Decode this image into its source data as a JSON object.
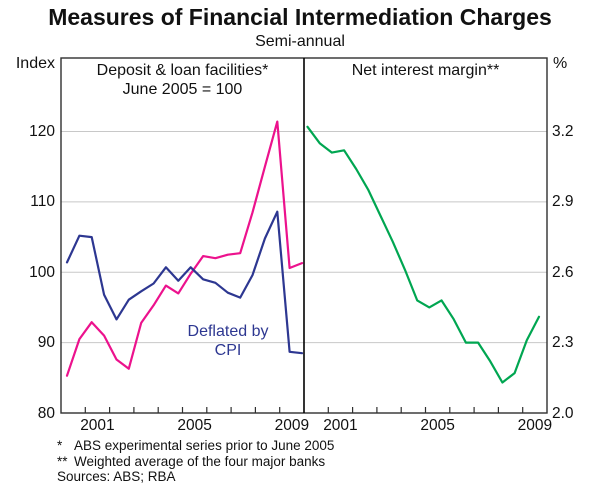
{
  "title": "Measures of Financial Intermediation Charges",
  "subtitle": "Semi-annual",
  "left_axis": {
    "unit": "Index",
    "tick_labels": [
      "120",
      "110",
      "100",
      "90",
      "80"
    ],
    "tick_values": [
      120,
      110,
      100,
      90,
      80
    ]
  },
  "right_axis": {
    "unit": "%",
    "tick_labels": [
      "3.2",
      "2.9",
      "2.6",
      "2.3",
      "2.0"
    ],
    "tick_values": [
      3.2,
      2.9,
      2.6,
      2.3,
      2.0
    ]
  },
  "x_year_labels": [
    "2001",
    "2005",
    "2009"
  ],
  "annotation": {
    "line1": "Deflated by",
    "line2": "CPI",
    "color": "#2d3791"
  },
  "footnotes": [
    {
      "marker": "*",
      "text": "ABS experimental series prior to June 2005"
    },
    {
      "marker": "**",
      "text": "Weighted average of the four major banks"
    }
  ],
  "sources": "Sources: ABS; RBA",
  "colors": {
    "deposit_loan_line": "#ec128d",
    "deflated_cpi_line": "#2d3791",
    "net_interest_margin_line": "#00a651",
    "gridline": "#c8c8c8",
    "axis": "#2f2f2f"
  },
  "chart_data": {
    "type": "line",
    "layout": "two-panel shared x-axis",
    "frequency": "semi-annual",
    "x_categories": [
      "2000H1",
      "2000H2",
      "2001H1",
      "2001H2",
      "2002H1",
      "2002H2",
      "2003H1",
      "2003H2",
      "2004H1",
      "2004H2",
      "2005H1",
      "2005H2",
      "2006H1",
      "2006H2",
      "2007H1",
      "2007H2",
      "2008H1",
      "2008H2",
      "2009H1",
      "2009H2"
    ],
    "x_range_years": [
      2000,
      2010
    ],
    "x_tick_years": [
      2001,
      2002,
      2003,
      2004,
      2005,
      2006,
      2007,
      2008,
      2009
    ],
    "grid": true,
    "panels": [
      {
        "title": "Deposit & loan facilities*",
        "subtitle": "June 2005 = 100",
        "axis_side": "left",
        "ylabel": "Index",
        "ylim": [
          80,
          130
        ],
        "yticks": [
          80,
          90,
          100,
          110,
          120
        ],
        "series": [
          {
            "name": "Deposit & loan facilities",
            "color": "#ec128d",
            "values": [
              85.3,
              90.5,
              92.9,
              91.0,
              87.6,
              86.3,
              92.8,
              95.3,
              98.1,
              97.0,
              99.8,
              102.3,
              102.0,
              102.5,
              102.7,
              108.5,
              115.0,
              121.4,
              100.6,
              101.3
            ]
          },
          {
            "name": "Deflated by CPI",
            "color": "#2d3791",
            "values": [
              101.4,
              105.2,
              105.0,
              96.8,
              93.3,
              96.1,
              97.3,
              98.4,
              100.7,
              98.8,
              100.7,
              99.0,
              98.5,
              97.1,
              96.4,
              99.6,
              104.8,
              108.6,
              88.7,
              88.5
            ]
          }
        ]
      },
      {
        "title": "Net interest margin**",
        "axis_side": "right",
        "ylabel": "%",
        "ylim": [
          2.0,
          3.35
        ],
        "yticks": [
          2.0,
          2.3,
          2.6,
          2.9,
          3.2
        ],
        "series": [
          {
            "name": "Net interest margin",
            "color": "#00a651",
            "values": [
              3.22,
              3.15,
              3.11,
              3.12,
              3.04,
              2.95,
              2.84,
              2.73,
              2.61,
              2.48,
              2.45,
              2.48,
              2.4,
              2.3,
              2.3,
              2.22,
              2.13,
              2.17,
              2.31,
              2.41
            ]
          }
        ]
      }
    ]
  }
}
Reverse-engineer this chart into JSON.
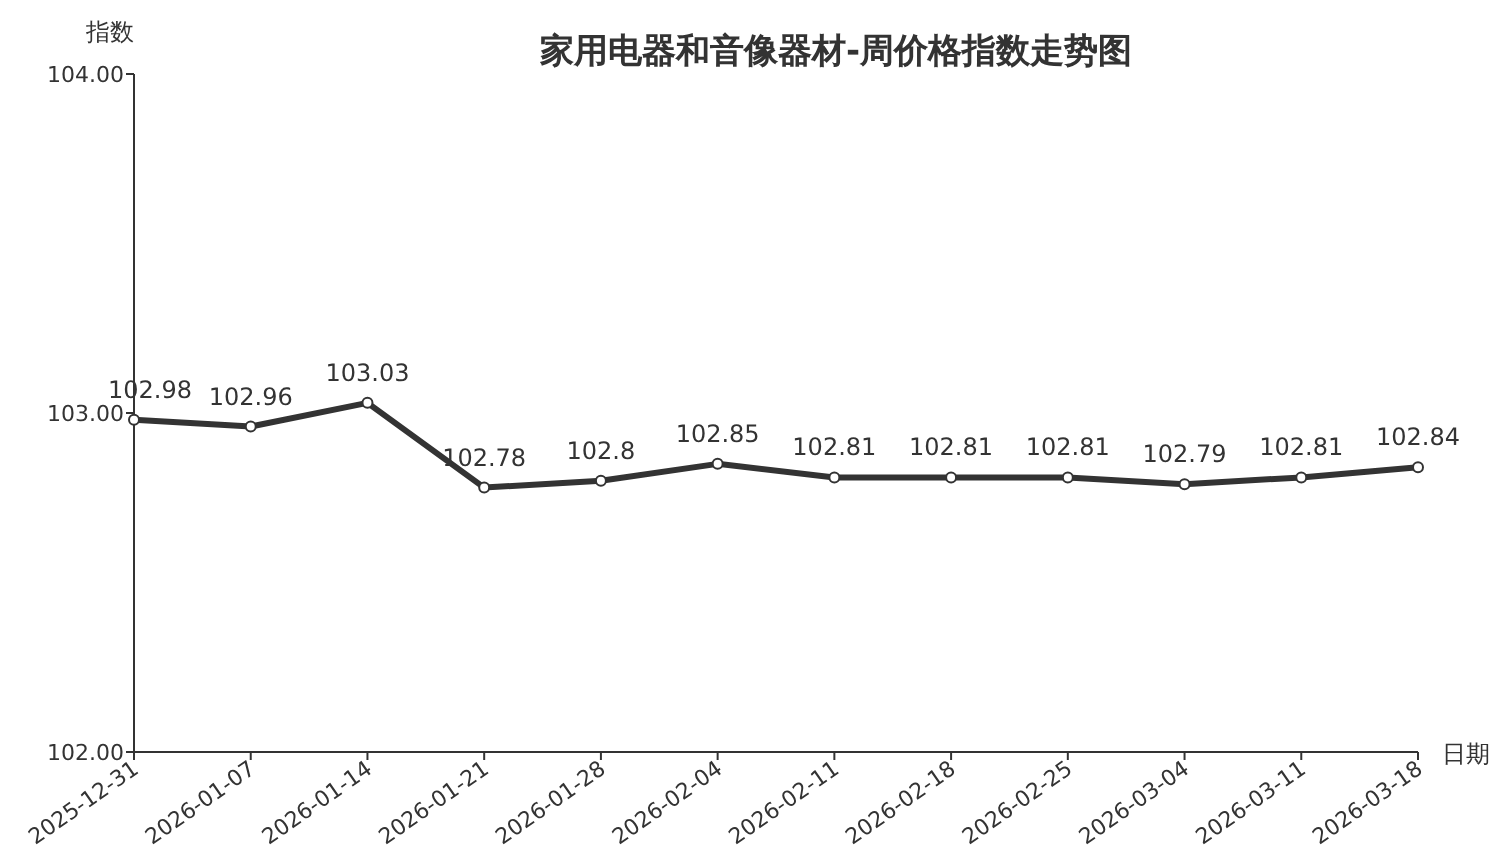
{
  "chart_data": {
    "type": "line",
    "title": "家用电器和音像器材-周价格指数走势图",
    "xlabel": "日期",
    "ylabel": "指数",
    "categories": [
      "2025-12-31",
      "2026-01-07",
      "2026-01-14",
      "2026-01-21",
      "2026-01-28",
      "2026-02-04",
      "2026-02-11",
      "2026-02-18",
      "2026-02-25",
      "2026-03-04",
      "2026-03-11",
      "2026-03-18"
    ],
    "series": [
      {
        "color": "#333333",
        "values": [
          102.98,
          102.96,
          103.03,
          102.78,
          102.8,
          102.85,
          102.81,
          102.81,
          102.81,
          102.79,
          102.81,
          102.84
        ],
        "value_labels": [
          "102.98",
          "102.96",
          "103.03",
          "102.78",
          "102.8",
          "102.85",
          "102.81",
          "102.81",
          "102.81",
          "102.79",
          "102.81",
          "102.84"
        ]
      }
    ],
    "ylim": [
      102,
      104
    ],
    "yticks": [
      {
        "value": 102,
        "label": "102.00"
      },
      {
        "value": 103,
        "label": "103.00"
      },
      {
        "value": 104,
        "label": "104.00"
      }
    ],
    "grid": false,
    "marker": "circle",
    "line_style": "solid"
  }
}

+++

▸ Directive
Print once more, exactly, the lines from the one with "Reverse-engineer this chart into JSON." through the last line of the data, both ends included, without any pictures.

▸ Output of the exercise
Reverse-engineer this chart into JSON.
{
  "chart_data": {
    "type": "line",
    "title": "家用电器和音像器材-周价格指数走势图",
    "xlabel": "日期",
    "ylabel": "指数",
    "categories": [
      "2025-12-31",
      "2026-01-07",
      "2026-01-14",
      "2026-01-21",
      "2026-01-28",
      "2026-02-04",
      "2026-02-11",
      "2026-02-18",
      "2026-02-25",
      "2026-03-04",
      "2026-03-11",
      "2026-03-18"
    ],
    "series": [
      {
        "color": "#333333",
        "values": [
          102.98,
          102.96,
          103.03,
          102.78,
          102.8,
          102.85,
          102.81,
          102.81,
          102.81,
          102.79,
          102.81,
          102.84
        ],
        "value_labels": [
          "102.98",
          "102.96",
          "103.03",
          "102.78",
          "102.8",
          "102.85",
          "102.81",
          "102.81",
          "102.81",
          "102.79",
          "102.81",
          "102.84"
        ]
      }
    ],
    "ylim": [
      102,
      104
    ],
    "yticks": [
      {
        "value": 102,
        "label": "102.00"
      },
      {
        "value": 103,
        "label": "103.00"
      },
      {
        "value": 104,
        "label": "104.00"
      }
    ],
    "grid": false,
    "marker": "circle",
    "line_style": "solid"
  }
}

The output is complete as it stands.